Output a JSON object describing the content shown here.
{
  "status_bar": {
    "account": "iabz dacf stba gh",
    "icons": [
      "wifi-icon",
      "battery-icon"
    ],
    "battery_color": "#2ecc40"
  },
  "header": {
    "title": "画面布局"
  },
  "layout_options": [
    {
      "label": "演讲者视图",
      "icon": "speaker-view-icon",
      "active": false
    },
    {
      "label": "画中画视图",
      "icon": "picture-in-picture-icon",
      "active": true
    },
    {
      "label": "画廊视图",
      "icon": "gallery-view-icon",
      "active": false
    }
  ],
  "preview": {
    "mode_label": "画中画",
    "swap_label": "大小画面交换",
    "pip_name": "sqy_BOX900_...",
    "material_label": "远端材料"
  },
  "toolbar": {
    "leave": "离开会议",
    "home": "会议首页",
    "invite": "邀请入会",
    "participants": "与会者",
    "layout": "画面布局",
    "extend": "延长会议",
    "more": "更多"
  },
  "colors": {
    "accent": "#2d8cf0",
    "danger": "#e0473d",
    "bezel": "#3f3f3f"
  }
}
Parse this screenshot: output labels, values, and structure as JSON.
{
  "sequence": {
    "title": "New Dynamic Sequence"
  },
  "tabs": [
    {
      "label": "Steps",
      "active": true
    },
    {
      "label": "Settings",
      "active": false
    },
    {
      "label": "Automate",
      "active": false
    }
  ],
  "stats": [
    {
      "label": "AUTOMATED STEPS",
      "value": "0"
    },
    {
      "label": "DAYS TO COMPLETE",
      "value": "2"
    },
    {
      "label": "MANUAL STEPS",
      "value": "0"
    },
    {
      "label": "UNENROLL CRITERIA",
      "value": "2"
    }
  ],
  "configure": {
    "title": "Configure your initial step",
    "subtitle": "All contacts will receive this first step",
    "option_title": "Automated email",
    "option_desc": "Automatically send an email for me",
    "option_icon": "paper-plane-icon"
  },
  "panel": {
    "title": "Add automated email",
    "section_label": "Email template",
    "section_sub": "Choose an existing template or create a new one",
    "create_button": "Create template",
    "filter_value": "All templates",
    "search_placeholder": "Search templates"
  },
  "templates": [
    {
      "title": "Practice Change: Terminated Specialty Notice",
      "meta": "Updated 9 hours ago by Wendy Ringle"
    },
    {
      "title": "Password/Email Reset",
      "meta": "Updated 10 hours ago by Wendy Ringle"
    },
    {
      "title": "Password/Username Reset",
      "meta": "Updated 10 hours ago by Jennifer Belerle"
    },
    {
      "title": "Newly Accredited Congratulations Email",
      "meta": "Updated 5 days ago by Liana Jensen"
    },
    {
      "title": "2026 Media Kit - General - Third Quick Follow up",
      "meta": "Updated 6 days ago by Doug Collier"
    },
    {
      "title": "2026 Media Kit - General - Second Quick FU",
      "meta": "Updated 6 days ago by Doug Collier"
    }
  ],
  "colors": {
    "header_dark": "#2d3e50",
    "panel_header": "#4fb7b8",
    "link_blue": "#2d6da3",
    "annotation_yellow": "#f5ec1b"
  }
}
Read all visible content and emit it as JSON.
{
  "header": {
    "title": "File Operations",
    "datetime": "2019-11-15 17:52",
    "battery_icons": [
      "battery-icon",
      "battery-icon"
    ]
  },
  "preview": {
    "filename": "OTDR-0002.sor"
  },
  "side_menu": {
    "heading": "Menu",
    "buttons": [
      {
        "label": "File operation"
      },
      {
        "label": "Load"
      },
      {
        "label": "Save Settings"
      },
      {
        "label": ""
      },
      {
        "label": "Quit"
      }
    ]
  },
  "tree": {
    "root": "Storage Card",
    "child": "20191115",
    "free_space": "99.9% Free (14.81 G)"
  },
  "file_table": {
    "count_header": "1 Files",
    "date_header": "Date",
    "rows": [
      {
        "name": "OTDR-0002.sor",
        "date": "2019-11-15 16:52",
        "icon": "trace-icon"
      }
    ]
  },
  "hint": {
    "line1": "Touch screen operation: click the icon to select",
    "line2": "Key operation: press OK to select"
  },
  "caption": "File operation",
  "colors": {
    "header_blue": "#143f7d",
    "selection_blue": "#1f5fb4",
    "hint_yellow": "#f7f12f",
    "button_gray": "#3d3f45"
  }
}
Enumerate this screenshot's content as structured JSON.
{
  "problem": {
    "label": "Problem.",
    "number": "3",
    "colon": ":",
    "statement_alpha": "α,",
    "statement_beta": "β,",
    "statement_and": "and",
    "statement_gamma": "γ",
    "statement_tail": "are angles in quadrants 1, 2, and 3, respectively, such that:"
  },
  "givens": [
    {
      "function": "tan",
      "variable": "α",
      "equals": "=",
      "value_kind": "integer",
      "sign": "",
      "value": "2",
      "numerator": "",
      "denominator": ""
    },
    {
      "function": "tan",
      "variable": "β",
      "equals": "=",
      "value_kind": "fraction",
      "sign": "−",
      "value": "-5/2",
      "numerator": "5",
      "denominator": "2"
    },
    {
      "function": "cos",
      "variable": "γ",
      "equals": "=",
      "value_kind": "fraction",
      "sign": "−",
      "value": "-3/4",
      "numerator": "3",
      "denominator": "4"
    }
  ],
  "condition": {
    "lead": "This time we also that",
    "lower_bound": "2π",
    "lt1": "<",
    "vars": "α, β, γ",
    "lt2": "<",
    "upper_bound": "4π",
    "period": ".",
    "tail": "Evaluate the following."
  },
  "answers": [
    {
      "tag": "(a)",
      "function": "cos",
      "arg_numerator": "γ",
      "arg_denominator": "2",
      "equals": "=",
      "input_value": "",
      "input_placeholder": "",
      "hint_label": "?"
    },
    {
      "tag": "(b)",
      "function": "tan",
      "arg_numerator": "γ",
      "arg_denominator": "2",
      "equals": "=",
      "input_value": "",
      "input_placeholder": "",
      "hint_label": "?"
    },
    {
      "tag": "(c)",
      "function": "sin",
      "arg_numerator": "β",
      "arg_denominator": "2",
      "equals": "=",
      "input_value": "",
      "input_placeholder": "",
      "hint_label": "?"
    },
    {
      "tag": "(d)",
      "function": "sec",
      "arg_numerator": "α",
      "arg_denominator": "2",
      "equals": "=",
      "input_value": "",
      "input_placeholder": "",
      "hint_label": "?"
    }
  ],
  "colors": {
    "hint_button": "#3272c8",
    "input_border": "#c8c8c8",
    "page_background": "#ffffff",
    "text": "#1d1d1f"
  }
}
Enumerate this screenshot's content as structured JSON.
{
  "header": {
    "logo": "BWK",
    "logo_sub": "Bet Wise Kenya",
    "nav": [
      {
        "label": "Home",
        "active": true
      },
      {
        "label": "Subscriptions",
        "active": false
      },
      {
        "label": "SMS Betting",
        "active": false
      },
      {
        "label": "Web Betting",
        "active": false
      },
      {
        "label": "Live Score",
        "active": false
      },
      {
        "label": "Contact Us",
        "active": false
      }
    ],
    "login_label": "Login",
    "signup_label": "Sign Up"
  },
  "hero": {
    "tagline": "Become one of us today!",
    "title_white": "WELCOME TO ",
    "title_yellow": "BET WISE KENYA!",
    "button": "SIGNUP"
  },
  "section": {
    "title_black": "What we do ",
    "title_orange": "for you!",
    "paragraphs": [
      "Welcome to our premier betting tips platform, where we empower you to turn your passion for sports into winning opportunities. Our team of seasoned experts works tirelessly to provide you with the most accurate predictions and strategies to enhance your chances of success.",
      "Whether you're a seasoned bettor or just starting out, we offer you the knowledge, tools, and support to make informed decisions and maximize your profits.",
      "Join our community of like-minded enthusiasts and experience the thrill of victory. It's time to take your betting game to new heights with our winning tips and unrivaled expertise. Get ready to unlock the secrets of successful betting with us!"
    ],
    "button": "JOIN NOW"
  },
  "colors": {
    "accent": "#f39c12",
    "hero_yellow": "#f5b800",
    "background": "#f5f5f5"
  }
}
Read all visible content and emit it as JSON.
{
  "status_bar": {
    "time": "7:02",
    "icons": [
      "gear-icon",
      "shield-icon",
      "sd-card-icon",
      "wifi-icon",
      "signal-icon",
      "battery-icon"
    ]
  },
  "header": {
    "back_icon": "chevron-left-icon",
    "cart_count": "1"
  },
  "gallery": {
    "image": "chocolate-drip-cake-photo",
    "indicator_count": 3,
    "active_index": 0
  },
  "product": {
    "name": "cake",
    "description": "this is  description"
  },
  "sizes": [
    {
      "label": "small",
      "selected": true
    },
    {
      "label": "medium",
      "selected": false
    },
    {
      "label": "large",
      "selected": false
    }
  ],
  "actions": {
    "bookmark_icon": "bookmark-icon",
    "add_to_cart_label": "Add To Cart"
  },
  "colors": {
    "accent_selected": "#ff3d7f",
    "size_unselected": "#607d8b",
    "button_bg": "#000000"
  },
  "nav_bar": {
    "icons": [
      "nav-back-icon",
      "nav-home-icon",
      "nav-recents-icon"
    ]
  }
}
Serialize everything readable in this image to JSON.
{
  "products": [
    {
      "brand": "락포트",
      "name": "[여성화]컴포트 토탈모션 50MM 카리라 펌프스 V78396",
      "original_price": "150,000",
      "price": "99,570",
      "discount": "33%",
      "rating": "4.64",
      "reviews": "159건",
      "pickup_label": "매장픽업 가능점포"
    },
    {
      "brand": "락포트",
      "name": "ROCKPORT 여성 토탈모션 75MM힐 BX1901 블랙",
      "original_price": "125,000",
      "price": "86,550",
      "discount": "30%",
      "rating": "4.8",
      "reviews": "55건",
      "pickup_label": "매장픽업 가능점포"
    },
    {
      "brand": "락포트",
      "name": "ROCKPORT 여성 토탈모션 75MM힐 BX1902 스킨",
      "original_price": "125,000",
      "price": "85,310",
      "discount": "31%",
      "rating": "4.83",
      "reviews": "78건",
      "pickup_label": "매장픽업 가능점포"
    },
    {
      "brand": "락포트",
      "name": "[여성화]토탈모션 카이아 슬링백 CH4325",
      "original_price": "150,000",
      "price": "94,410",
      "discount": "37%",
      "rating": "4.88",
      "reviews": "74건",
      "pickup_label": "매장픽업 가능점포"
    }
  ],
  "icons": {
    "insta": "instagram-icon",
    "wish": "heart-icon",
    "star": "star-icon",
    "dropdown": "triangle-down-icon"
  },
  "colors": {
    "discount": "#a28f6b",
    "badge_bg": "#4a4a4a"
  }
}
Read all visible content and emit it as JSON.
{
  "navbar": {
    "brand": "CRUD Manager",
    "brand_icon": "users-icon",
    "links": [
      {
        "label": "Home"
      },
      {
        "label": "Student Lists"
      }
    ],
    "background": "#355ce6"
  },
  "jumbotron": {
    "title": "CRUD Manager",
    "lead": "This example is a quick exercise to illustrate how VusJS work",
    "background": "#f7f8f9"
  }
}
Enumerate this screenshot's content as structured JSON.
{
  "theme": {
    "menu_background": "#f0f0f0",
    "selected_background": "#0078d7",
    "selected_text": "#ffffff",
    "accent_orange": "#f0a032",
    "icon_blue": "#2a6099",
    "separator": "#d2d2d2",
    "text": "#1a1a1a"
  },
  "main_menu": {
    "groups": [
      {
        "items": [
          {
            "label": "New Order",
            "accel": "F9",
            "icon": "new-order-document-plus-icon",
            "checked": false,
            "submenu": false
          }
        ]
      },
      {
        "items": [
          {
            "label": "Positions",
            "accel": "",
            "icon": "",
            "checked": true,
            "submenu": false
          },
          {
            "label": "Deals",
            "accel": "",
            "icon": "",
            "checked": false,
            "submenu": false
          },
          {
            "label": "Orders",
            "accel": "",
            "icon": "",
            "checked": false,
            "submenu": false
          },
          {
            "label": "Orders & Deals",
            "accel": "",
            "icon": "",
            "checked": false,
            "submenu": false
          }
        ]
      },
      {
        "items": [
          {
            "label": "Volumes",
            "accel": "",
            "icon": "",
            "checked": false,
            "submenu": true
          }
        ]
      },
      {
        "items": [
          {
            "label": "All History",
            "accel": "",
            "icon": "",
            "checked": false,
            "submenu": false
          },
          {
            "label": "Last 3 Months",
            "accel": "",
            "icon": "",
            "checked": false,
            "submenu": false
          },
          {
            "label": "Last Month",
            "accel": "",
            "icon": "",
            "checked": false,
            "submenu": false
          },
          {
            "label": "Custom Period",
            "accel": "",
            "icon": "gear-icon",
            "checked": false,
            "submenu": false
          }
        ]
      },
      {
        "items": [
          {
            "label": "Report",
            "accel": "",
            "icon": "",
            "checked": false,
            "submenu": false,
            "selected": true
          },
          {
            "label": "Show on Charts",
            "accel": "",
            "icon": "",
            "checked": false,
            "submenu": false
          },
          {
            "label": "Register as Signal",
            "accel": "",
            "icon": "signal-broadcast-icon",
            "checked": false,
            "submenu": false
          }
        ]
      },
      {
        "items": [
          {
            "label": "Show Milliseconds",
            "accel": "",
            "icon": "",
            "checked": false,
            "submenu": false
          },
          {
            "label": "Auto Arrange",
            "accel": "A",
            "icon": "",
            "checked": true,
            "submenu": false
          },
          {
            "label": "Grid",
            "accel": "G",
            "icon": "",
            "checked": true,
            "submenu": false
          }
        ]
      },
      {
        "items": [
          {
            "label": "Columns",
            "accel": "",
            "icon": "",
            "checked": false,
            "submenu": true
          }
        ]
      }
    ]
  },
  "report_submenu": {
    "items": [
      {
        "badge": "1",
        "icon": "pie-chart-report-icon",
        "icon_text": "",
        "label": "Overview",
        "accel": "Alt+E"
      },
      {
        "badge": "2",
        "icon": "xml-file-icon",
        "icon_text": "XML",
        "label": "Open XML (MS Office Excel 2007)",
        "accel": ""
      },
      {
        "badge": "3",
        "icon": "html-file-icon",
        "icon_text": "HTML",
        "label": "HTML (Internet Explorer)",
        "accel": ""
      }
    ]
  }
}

□ □ □ □ □

# [Task prompt]
Point out every line holding the string "Wendy" and copy it.

# [Result of this exercise]
      "meta": "Updated 9 hours ago by Wendy Ringle"
      "meta": "Updated 10 hours ago by Wendy Ringle"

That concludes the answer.